** Directions for this task **
Write out, unchanged, the lines from the one holding "What data populates" to the close of the listing. Both the first and last lines belong in it.

#####

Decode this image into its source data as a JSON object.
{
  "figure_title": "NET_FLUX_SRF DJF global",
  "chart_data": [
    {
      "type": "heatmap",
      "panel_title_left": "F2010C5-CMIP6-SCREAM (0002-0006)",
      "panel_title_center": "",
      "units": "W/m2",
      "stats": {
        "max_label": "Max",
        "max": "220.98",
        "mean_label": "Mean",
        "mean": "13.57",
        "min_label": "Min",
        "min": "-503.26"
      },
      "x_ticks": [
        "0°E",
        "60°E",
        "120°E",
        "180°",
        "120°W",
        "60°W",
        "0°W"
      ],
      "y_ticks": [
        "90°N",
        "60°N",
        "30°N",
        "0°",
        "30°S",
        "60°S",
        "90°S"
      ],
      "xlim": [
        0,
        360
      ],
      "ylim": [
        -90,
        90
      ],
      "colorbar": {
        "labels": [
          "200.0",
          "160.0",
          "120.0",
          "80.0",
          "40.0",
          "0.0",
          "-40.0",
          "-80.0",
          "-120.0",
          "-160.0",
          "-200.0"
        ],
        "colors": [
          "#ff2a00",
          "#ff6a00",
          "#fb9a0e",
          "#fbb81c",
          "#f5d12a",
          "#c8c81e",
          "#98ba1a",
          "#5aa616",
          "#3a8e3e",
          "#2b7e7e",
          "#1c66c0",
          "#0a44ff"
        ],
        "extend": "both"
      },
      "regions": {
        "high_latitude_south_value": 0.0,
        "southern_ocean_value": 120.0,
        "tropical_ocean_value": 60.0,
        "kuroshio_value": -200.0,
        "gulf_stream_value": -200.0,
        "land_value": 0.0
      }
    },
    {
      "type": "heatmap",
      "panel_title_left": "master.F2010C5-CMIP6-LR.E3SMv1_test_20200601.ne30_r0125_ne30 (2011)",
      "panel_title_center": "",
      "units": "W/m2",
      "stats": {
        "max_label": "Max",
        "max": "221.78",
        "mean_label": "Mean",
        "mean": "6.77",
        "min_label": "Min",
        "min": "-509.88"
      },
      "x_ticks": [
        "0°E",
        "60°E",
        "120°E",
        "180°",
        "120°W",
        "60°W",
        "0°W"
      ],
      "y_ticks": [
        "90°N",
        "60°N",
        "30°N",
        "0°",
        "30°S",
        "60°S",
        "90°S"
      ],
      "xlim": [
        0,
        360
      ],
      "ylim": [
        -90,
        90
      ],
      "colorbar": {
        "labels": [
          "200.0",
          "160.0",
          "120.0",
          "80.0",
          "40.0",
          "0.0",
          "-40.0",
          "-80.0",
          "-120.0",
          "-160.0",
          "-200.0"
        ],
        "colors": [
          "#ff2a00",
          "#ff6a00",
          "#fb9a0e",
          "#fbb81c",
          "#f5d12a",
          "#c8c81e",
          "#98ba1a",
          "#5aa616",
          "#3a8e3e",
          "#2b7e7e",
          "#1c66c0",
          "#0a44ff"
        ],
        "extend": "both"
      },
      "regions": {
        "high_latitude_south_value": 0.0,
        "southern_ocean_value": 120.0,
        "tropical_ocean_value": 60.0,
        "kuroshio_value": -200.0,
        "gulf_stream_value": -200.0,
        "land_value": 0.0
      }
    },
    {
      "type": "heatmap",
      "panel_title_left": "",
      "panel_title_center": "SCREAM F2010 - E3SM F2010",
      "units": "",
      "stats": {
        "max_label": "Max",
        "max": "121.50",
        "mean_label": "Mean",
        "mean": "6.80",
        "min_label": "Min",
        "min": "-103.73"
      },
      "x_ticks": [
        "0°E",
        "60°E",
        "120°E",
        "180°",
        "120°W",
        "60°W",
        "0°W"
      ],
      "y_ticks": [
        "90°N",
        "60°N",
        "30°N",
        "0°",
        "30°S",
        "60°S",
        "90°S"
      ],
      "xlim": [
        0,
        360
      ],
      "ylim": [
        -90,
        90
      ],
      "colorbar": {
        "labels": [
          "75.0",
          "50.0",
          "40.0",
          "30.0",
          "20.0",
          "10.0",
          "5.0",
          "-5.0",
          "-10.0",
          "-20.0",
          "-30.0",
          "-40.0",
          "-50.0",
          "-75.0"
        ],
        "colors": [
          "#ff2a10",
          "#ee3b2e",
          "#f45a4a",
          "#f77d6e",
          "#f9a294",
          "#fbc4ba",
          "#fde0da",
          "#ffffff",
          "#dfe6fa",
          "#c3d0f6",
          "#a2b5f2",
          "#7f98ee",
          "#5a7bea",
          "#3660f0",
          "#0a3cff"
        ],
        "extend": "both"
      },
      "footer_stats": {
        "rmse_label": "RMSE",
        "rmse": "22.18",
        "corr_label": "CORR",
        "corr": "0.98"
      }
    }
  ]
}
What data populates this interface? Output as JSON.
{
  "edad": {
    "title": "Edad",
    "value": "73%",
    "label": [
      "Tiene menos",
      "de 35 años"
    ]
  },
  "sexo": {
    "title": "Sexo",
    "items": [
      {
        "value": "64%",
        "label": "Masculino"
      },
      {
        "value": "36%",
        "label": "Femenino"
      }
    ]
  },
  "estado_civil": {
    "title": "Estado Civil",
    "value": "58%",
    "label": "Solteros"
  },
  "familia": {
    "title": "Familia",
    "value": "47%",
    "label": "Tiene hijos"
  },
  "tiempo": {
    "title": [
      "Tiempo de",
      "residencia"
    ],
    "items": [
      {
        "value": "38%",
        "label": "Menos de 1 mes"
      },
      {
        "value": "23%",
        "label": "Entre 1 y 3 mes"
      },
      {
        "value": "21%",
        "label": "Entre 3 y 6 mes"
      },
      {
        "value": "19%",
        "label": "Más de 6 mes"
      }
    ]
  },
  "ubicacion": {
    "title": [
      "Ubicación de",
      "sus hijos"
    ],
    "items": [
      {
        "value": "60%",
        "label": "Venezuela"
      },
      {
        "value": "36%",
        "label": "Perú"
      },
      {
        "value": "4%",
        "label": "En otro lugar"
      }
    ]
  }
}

#####

** Written response **
What data populates this interface? Output as JSON.
{
  "edad": {
    "title": "Edad",
    "value": "73%",
    "label": [
      "Tiene menos",
      "de 35 años"
    ]
  },
  "sexo": {
    "title": "Sexo",
    "items": [
      {
        "value": "64%",
        "label": "Masculino"
      },
      {
        "value": "36%",
        "label": "Femenino"
      }
    ]
  },
  "estado_civil": {
    "title": "Estado Civil",
    "value": "58%",
    "label": "Solteros"
  },
  "familia": {
    "title": "Familia",
    "value": "47%",
    "label": "Tiene hijos"
  },
  "tiempo": {
    "title": [
      "Tiempo de",
      "residencia"
    ],
    "items": [
      {
        "value": "38%",
        "label": "Menos de 1 mes"
      },
      {
        "value": "23%",
        "label": "Entre 1 y 3 mes"
      },
      {
        "value": "21%",
        "label": "Entre 3 y 6 mes"
      },
      {
        "value": "19%",
        "label": "Más de 6 mes"
      }
    ]
  },
  "ubicacion": {
    "title": [
      "Ubicación de",
      "sus hijos"
    ],
    "items": [
      {
        "value": "60%",
        "label": "Venezuela"
      },
      {
        "value": "36%",
        "label": "Perú"
      },
      {
        "value": "4%",
        "label": "En otro lugar"
      }
    ]
  }
}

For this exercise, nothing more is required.